# [What is needed]
Could you tally the lines in the listing below that include the word "Relative"? Respond with the total alone.

......

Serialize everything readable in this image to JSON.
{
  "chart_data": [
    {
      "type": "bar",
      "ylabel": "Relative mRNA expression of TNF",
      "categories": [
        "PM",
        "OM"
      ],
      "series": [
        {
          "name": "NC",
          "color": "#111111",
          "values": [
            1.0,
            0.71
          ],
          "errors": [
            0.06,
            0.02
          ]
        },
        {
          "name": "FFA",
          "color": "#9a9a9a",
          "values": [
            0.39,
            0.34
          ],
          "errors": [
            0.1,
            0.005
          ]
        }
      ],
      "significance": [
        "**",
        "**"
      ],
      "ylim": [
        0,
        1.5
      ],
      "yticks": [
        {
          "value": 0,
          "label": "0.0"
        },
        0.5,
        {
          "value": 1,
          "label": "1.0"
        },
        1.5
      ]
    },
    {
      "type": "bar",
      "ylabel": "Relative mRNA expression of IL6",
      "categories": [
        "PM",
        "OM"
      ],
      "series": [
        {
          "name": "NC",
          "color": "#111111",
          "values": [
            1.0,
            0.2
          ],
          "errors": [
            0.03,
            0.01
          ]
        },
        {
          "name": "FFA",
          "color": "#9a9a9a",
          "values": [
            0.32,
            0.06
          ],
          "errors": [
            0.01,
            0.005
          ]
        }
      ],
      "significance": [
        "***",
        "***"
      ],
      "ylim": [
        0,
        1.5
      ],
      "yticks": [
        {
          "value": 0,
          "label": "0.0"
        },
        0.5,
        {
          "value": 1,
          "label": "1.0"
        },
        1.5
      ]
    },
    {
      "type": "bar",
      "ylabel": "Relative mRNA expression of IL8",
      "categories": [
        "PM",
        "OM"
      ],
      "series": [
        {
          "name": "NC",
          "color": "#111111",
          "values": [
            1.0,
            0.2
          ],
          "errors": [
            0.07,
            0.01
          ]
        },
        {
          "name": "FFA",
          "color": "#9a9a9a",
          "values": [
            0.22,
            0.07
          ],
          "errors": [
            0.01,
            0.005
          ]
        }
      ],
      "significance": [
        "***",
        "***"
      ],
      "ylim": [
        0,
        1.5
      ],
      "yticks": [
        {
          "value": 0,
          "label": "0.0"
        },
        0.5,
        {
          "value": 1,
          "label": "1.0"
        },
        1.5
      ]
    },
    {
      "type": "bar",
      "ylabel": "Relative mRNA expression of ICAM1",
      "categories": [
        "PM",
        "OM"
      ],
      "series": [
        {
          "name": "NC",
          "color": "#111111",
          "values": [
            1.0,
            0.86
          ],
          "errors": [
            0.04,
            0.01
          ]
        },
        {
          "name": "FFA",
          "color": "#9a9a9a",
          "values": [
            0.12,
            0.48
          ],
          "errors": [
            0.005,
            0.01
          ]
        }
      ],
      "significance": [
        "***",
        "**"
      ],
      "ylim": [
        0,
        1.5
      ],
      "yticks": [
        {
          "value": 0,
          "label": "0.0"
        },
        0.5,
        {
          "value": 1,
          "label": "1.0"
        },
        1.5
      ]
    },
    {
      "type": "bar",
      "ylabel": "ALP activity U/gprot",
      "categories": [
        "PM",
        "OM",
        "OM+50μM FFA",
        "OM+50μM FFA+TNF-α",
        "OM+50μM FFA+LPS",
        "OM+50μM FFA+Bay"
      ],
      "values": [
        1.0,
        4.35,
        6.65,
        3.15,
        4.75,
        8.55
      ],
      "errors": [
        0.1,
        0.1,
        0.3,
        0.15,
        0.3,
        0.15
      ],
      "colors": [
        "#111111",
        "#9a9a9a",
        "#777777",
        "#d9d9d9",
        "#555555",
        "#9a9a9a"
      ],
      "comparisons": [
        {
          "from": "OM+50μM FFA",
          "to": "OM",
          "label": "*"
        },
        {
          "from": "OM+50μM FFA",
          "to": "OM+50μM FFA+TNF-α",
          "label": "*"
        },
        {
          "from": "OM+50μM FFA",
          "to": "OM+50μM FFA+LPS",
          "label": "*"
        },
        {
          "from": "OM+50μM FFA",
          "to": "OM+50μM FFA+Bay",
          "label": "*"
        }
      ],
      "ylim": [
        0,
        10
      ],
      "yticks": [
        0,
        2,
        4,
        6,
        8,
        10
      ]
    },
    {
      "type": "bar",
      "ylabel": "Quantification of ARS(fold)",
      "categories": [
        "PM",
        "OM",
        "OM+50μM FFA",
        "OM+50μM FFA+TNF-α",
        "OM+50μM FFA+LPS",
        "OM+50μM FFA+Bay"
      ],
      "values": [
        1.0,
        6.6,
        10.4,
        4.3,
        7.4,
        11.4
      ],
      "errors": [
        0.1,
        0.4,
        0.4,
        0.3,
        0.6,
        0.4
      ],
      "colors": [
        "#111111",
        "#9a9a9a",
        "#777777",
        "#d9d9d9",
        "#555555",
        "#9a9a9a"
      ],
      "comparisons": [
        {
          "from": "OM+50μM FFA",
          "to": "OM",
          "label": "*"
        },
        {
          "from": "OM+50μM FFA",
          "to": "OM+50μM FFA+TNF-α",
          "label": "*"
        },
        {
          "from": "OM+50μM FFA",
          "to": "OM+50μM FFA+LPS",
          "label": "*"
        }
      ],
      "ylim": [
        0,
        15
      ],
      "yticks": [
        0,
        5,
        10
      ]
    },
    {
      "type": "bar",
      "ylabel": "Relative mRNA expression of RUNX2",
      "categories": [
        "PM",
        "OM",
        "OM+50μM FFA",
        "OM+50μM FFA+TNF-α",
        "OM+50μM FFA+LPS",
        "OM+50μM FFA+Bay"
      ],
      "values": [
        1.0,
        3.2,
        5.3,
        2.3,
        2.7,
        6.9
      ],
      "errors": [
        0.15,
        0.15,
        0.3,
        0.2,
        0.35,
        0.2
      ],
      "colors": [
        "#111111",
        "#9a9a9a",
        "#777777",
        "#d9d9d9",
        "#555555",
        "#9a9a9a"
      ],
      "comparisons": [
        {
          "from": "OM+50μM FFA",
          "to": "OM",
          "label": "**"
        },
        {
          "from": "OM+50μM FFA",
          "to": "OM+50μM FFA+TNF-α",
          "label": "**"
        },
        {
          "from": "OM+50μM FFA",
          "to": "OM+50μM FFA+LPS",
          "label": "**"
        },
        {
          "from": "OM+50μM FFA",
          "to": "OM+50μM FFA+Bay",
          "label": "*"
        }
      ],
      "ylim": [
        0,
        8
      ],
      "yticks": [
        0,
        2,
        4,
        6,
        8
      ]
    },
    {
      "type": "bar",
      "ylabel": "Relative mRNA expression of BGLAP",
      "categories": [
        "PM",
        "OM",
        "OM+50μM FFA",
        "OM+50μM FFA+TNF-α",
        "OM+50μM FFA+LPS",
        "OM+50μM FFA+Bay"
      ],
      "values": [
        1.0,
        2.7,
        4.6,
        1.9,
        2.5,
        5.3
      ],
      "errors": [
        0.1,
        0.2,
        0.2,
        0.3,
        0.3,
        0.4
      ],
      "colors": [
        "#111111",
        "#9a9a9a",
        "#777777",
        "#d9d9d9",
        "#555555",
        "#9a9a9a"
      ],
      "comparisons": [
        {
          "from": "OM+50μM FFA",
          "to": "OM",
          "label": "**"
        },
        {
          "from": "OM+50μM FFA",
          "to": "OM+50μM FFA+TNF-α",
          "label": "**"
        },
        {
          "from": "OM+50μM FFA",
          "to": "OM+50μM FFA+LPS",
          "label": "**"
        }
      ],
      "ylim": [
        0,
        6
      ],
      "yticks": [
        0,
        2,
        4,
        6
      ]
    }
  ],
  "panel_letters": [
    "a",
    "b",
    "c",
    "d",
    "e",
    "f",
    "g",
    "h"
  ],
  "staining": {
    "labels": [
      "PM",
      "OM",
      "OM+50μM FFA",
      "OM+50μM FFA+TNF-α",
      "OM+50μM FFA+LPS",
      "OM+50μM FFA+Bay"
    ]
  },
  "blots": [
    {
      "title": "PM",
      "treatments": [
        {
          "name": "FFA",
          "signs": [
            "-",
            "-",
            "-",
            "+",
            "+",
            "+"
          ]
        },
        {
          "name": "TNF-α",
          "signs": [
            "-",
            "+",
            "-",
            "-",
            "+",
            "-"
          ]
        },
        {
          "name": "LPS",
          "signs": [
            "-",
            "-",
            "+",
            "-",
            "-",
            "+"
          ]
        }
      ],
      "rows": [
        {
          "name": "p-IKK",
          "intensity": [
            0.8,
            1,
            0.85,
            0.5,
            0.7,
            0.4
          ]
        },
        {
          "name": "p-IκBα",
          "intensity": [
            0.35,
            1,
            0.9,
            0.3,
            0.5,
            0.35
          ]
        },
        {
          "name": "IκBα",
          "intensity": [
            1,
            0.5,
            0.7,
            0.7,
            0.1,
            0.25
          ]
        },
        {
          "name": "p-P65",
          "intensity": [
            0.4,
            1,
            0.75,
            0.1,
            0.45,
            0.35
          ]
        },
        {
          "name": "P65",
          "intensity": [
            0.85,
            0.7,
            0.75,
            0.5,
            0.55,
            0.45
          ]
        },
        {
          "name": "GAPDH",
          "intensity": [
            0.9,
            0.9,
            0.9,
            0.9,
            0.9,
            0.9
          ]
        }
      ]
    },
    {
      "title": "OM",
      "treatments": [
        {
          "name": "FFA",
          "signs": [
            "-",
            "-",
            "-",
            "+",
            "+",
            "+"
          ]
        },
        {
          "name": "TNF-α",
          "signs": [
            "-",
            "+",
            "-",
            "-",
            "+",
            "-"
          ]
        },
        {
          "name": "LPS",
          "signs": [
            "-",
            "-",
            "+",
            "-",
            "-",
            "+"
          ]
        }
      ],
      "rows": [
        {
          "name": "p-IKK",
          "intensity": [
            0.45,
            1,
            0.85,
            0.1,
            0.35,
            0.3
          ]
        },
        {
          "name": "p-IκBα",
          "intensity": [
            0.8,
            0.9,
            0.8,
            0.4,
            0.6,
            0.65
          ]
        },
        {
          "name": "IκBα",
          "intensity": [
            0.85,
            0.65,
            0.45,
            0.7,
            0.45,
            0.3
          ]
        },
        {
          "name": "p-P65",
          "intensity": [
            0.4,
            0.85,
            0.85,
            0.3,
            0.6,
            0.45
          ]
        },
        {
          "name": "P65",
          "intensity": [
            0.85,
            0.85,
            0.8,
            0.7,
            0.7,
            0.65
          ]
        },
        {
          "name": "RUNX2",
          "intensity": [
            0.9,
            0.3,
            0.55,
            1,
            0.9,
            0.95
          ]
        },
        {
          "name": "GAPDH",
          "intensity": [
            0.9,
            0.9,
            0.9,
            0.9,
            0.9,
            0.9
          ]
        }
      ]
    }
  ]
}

......

# [Response for this exercise]
6